**Exercise description**
Images excluded, return every record exactly as it reads.

---

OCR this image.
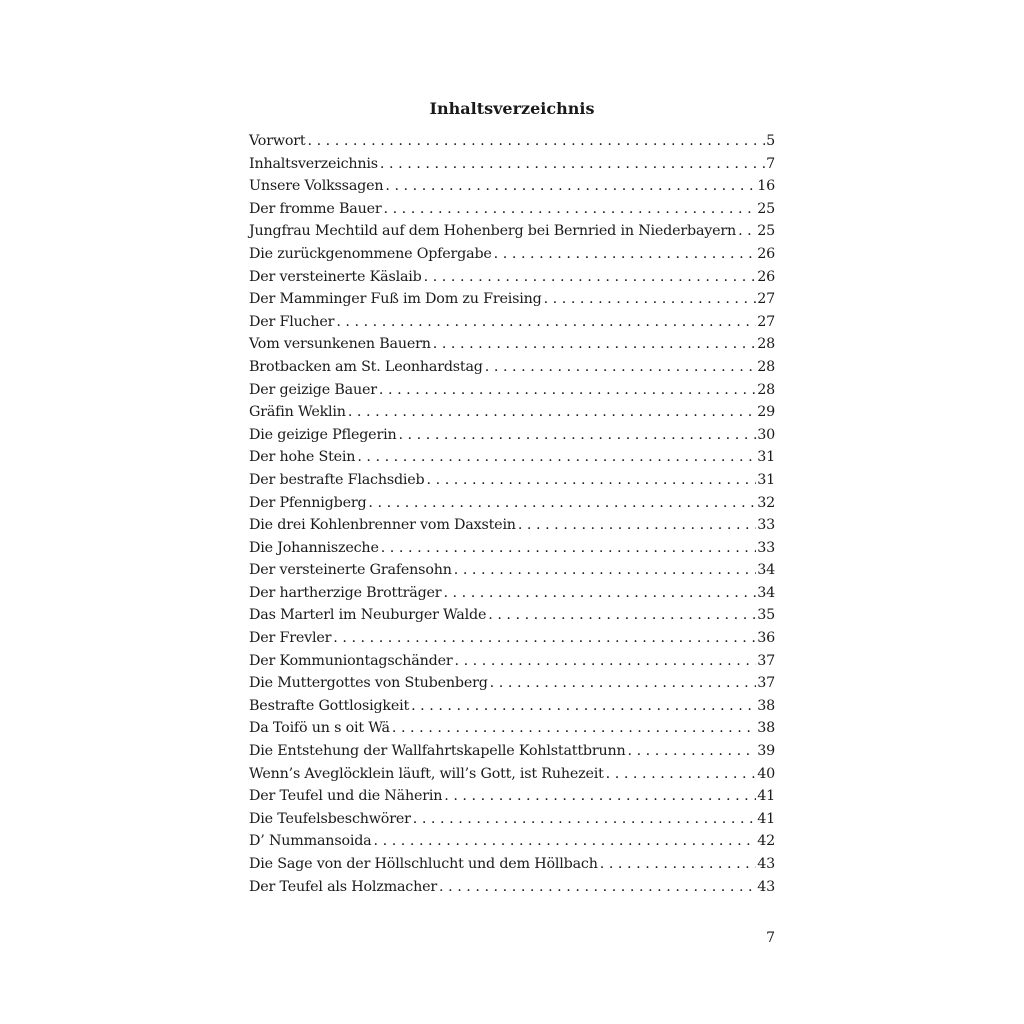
Inhaltsverzeichnis
Vorwort . . .	5
Inhaltsverzeichnis . . .	7
Unsere Volkssagen . . .	16
Der fromme Bauer . . .	25
Jungfrau Mechtild auf dem Hohenberg bei Bernried in Niederbayern . . . 25
Die zurückgenommene Opfergabe . . .	26
Der versteinerte Käslaib . . .	26
Der Mamminger Fuß im Dom zu Freising . . .	27
Der Flucher . . .	27
Vom versunkenen Bauern . . .	28
Brotbacken am St. Leonhardstag . . .	28
Der geizige Bauer . . .	28
Gräfin Weklin . . .	29
Die geizige Pflegerin . . .	30
Der hohe Stein . . .	31
Der bestrafte Flachsdieb . . .	31
Der Pfennigberg . . .	32
Die drei Kohlenbrenner vom Daxstein . . .	33
Die Johanniszeche . . .	33
Der versteinerte Grafensohn . . .	34
Der hartherzige Brotträger . . .	34
Das Marterl im Neuburger Walde . . .	35
Der Frevler . . .	36
Der Kommuniontagschänder . . .	37
Die Muttergottes von Stubenberg . . .	37
Bestrafte Gottlosigkeit . . .	38
Da Toifö un s oit Wä . . .	38
Die Entstehung der Wallfahrtskapelle Kohlstattbrunn . . .	39
Wenn’s Aveglöcklein läuft, will’s Gott, ist Ruhezeit . . .	40
Der Teufel und die Näherin . . .	41
Die Teufelsbeschwörer . . .	41
D’ Nummansoida . . .	42
Die Sage von der Höllschlucht und dem Höllbach . . .	43
Der Teufel als Holzmacher . . .	43
7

---

**Exercise output**
OCR this image.
Inhaltsverzeichnis
Vorwort . . .	5
Inhaltsverzeichnis . . .	7
Unsere Volkssagen . . .	16
Der fromme Bauer . . .	25
Jungfrau Mechtild auf dem Hohenberg bei Bernried in Niederbayern . . . 25
Die zurückgenommene Opfergabe . . .	26
Der versteinerte Käslaib . . .	26
Der Mamminger Fuß im Dom zu Freising . . .	27
Der Flucher . . .	27
Vom versunkenen Bauern . . .	28
Brotbacken am St. Leonhardstag . . .	28
Der geizige Bauer . . .	28
Gräfin Weklin . . .	29
Die geizige Pflegerin . . .	30
Der hohe Stein . . .	31
Der bestrafte Flachsdieb . . .	31
Der Pfennigberg . . .	32
Die drei Kohlenbrenner vom Daxstein . . .	33
Die Johanniszeche . . .	33
Der versteinerte Grafensohn . . .	34
Der hartherzige Brotträger . . .	34
Das Marterl im Neuburger Walde . . .	35
Der Frevler . . .	36
Der Kommuniontagschänder . . .	37
Die Muttergottes von Stubenberg . . .	37
Bestrafte Gottlosigkeit . . .	38
Da Toifö un s oit Wä . . .	38
Die Entstehung der Wallfahrtskapelle Kohlstattbrunn . . .	39
Wenn’s Aveglöcklein läuft, will’s Gott, ist Ruhezeit . . .	40
Der Teufel und die Näherin . . .	41
Die Teufelsbeschwörer . . .	41
D’ Nummansoida . . .	42
Die Sage von der Höllschlucht und dem Höllbach . . .	43
Der Teufel als Holzmacher . . .	43
7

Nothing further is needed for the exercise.